- EXERCISE -
Copy each of the entries below faithfully, setting aside any pictures.

- INPUT MATERIAL -

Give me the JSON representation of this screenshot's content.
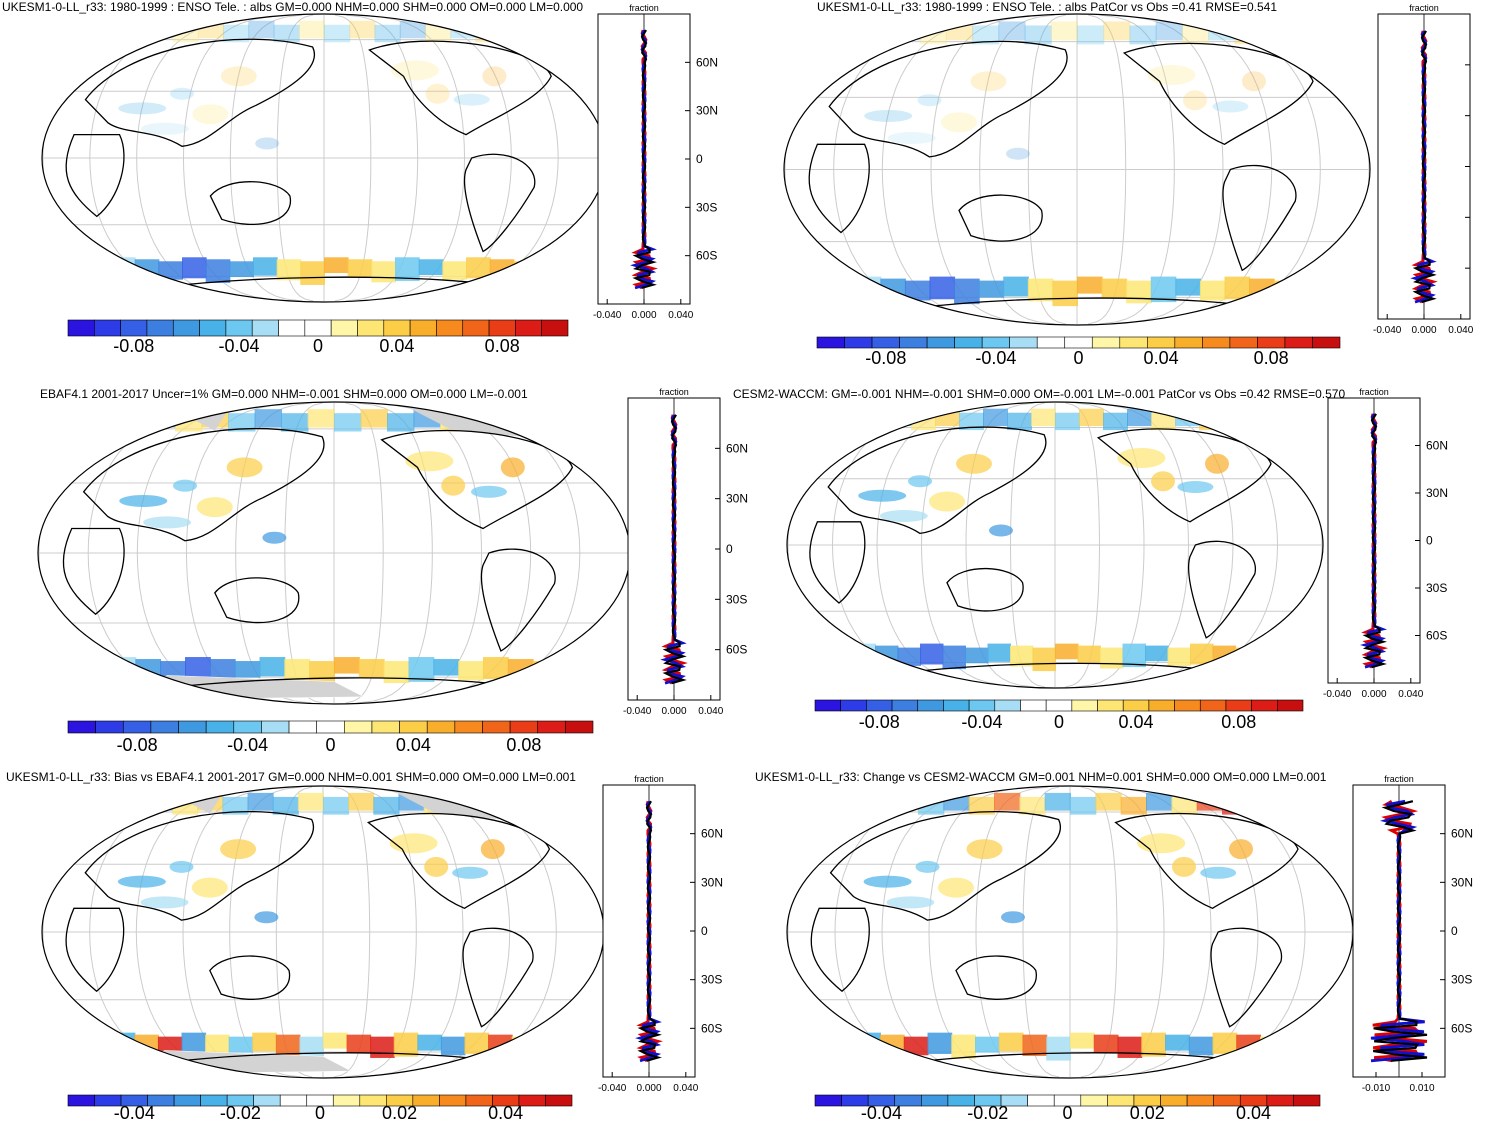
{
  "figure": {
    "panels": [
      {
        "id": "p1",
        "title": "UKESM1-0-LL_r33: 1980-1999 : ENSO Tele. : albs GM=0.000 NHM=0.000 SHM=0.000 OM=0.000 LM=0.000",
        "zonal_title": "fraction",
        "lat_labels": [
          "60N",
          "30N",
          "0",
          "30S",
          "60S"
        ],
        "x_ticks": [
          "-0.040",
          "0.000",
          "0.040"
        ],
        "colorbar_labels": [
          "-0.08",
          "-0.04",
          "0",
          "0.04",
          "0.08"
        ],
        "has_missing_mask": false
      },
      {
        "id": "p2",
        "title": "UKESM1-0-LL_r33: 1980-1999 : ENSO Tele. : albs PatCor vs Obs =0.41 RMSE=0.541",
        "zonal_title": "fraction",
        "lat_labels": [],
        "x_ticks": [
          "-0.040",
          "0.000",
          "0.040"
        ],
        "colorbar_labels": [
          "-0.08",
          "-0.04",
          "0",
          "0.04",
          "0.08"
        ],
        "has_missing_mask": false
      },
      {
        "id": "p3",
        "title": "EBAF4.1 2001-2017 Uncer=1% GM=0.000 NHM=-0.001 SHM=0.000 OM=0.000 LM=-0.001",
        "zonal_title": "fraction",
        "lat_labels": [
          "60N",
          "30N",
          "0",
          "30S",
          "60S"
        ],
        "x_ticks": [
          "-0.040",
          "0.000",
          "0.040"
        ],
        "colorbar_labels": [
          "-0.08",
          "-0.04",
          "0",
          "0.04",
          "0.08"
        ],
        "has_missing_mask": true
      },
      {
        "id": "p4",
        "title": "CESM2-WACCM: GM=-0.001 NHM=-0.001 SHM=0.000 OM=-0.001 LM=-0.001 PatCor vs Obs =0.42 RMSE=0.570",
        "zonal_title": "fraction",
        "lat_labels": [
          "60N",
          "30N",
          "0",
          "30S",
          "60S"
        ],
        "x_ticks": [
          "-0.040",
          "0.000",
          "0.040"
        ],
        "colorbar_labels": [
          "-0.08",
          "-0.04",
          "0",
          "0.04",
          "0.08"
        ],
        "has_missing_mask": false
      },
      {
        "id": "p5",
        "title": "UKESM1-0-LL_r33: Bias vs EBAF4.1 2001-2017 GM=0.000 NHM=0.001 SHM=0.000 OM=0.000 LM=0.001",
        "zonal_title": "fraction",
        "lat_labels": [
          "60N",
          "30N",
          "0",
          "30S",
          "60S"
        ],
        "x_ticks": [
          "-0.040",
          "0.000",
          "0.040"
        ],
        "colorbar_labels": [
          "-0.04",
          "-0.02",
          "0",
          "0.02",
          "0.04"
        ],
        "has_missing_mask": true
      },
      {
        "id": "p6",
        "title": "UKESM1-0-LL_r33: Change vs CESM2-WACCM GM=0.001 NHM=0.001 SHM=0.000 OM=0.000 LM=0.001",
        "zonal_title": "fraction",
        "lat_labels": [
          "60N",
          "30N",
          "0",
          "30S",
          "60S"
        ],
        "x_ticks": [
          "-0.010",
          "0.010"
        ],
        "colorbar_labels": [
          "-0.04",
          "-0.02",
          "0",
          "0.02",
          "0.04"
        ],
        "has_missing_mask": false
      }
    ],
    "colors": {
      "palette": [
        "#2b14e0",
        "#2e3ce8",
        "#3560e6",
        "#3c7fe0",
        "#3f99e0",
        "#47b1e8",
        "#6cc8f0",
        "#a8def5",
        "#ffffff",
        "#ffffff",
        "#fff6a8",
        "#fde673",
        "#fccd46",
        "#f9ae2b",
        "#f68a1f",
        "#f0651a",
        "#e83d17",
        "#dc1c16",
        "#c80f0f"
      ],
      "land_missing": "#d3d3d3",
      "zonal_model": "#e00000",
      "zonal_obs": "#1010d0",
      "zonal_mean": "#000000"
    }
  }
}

- SOLUTION TO THE EXERCISE -
Give me the JSON representation of this screenshot's content.
{
  "figure": {
    "panels": [
      {
        "id": "p1",
        "title": "UKESM1-0-LL_r33: 1980-1999 : ENSO Tele. : albs GM=0.000 NHM=0.000 SHM=0.000 OM=0.000 LM=0.000",
        "zonal_title": "fraction",
        "lat_labels": [
          "60N",
          "30N",
          "0",
          "30S",
          "60S"
        ],
        "x_ticks": [
          "-0.040",
          "0.000",
          "0.040"
        ],
        "colorbar_labels": [
          "-0.08",
          "-0.04",
          "0",
          "0.04",
          "0.08"
        ],
        "has_missing_mask": false
      },
      {
        "id": "p2",
        "title": "UKESM1-0-LL_r33: 1980-1999 : ENSO Tele. : albs PatCor vs Obs =0.41 RMSE=0.541",
        "zonal_title": "fraction",
        "lat_labels": [],
        "x_ticks": [
          "-0.040",
          "0.000",
          "0.040"
        ],
        "colorbar_labels": [
          "-0.08",
          "-0.04",
          "0",
          "0.04",
          "0.08"
        ],
        "has_missing_mask": false
      },
      {
        "id": "p3",
        "title": "EBAF4.1 2001-2017 Uncer=1% GM=0.000 NHM=-0.001 SHM=0.000 OM=0.000 LM=-0.001",
        "zonal_title": "fraction",
        "lat_labels": [
          "60N",
          "30N",
          "0",
          "30S",
          "60S"
        ],
        "x_ticks": [
          "-0.040",
          "0.000",
          "0.040"
        ],
        "colorbar_labels": [
          "-0.08",
          "-0.04",
          "0",
          "0.04",
          "0.08"
        ],
        "has_missing_mask": true
      },
      {
        "id": "p4",
        "title": "CESM2-WACCM: GM=-0.001 NHM=-0.001 SHM=0.000 OM=-0.001 LM=-0.001 PatCor vs Obs =0.42 RMSE=0.570",
        "zonal_title": "fraction",
        "lat_labels": [
          "60N",
          "30N",
          "0",
          "30S",
          "60S"
        ],
        "x_ticks": [
          "-0.040",
          "0.000",
          "0.040"
        ],
        "colorbar_labels": [
          "-0.08",
          "-0.04",
          "0",
          "0.04",
          "0.08"
        ],
        "has_missing_mask": false
      },
      {
        "id": "p5",
        "title": "UKESM1-0-LL_r33: Bias vs EBAF4.1 2001-2017 GM=0.000 NHM=0.001 SHM=0.000 OM=0.000 LM=0.001",
        "zonal_title": "fraction",
        "lat_labels": [
          "60N",
          "30N",
          "0",
          "30S",
          "60S"
        ],
        "x_ticks": [
          "-0.040",
          "0.000",
          "0.040"
        ],
        "colorbar_labels": [
          "-0.04",
          "-0.02",
          "0",
          "0.02",
          "0.04"
        ],
        "has_missing_mask": true
      },
      {
        "id": "p6",
        "title": "UKESM1-0-LL_r33: Change vs CESM2-WACCM GM=0.001 NHM=0.001 SHM=0.000 OM=0.000 LM=0.001",
        "zonal_title": "fraction",
        "lat_labels": [
          "60N",
          "30N",
          "0",
          "30S",
          "60S"
        ],
        "x_ticks": [
          "-0.010",
          "0.010"
        ],
        "colorbar_labels": [
          "-0.04",
          "-0.02",
          "0",
          "0.02",
          "0.04"
        ],
        "has_missing_mask": false
      }
    ],
    "colors": {
      "palette": [
        "#2b14e0",
        "#2e3ce8",
        "#3560e6",
        "#3c7fe0",
        "#3f99e0",
        "#47b1e8",
        "#6cc8f0",
        "#a8def5",
        "#ffffff",
        "#ffffff",
        "#fff6a8",
        "#fde673",
        "#fccd46",
        "#f9ae2b",
        "#f68a1f",
        "#f0651a",
        "#e83d17",
        "#dc1c16",
        "#c80f0f"
      ],
      "land_missing": "#d3d3d3",
      "zonal_model": "#e00000",
      "zonal_obs": "#1010d0",
      "zonal_mean": "#000000"
    }
  }
}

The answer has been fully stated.